(Stated task)
Scan the lines below for the word "Ingeborg". Copy each line you find it in.

Items from a dataset:

/---

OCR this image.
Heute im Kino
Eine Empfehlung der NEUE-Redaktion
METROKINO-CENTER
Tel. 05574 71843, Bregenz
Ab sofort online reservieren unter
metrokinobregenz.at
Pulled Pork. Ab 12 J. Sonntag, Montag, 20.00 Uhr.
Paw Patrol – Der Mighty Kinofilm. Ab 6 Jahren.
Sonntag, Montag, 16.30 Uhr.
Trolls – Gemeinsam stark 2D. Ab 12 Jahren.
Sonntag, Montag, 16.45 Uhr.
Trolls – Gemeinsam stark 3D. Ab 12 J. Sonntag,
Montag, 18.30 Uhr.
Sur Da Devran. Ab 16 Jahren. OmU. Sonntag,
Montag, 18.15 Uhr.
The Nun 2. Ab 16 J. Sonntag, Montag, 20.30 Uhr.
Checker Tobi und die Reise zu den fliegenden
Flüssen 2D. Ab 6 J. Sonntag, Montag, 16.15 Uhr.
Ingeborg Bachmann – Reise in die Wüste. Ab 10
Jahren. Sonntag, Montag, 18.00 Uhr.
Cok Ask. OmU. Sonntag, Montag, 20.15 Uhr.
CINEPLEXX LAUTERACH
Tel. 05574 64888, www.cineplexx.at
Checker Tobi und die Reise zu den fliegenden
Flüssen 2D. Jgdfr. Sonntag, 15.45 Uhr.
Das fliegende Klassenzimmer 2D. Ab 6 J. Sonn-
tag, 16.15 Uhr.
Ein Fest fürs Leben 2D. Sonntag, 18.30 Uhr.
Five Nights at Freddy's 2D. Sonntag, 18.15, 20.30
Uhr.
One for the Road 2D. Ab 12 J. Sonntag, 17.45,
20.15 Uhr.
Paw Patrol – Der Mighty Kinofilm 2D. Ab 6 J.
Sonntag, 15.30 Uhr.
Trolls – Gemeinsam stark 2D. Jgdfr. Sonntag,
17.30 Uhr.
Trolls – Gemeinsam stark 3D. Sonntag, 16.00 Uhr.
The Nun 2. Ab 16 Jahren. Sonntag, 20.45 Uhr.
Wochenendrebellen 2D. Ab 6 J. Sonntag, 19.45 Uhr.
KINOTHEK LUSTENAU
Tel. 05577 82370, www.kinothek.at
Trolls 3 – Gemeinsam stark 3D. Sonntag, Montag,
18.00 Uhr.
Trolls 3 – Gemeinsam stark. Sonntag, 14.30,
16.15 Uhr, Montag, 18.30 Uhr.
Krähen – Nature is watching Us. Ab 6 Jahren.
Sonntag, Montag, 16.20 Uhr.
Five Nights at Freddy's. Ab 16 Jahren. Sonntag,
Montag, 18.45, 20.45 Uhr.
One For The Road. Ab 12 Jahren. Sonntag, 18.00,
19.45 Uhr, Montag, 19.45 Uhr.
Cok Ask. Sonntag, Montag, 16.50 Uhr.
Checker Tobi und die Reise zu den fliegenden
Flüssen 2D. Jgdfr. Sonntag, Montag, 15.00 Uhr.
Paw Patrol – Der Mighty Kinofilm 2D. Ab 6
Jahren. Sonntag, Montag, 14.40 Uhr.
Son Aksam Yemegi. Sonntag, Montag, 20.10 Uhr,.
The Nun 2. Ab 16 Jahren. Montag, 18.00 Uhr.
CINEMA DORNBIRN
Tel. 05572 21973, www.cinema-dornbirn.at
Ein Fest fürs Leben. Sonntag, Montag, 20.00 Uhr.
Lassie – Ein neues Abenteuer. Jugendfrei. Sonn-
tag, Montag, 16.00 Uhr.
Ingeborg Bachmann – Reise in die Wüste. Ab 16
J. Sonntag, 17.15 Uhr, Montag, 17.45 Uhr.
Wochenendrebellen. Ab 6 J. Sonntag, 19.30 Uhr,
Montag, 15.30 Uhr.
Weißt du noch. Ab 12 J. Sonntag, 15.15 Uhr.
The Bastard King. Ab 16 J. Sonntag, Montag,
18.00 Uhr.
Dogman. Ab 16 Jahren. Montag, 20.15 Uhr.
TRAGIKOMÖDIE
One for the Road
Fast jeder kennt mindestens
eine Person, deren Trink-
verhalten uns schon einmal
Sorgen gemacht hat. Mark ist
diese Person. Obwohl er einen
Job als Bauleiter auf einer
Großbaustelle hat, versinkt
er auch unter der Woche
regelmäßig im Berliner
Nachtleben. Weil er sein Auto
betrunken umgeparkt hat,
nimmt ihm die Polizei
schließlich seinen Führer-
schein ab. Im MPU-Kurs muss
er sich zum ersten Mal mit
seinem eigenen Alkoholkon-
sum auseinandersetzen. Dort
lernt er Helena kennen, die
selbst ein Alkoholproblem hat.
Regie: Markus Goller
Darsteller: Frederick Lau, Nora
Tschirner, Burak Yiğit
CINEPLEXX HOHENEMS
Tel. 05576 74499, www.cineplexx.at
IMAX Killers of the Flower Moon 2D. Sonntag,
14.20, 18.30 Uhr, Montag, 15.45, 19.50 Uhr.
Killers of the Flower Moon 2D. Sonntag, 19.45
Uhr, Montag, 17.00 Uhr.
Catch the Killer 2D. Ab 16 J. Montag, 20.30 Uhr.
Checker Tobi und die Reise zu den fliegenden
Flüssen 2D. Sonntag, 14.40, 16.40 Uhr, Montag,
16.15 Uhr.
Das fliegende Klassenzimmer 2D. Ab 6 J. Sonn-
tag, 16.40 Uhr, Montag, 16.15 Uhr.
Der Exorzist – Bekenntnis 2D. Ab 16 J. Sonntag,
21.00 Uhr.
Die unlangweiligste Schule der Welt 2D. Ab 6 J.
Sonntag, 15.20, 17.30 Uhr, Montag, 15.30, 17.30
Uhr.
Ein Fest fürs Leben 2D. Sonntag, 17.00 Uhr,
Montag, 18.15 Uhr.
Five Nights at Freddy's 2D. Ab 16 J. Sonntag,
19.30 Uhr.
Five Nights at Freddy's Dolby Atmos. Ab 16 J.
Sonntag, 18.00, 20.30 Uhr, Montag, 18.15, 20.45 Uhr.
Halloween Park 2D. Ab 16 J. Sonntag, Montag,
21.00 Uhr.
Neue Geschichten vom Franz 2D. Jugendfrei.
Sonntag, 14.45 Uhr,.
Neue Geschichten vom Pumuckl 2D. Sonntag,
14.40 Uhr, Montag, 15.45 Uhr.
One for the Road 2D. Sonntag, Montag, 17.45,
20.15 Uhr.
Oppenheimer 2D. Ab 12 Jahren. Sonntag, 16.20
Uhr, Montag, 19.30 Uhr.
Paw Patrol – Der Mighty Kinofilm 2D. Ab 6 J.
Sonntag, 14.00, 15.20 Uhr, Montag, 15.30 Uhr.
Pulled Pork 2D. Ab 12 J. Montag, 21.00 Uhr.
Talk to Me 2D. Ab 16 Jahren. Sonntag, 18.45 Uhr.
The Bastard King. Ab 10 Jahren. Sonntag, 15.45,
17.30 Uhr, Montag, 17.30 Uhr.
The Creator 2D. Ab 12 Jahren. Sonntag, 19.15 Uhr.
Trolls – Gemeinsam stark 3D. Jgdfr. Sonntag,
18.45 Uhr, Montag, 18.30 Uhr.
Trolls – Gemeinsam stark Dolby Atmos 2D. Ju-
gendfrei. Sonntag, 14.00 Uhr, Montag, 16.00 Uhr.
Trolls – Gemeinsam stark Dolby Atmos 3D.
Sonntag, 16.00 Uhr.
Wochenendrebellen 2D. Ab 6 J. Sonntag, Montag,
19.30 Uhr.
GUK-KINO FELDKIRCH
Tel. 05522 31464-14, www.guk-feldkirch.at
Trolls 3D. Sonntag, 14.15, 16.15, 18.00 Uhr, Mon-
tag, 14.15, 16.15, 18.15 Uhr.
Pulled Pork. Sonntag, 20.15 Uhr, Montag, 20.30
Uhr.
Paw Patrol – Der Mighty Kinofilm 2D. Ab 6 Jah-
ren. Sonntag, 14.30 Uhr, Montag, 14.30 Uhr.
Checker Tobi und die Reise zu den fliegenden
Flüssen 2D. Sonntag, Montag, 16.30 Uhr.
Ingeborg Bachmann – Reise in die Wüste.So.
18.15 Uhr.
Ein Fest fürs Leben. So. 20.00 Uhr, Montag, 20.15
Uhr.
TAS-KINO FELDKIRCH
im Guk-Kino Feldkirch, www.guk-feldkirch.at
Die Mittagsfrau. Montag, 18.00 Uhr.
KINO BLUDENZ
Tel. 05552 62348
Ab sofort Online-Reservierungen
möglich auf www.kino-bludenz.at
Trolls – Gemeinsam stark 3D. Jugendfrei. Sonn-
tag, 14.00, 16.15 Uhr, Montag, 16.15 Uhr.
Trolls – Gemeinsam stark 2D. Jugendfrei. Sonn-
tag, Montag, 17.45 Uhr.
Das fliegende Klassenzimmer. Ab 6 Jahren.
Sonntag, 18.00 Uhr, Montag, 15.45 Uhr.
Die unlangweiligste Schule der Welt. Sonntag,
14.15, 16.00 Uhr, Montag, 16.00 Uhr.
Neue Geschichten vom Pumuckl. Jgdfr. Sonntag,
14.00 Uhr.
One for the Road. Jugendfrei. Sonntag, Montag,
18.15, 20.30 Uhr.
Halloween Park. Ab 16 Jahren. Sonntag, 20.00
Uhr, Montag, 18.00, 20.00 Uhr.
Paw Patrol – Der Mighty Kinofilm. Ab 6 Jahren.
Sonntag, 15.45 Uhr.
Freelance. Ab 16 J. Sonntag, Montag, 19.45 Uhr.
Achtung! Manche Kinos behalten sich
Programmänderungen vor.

\---

(The solution)
Ingeborg Bachmann – Reise in die Wüste. Ab 10
Ingeborg Bachmann – Reise in die Wüste. Ab 16
Ingeborg Bachmann – Reise in die Wüste.So.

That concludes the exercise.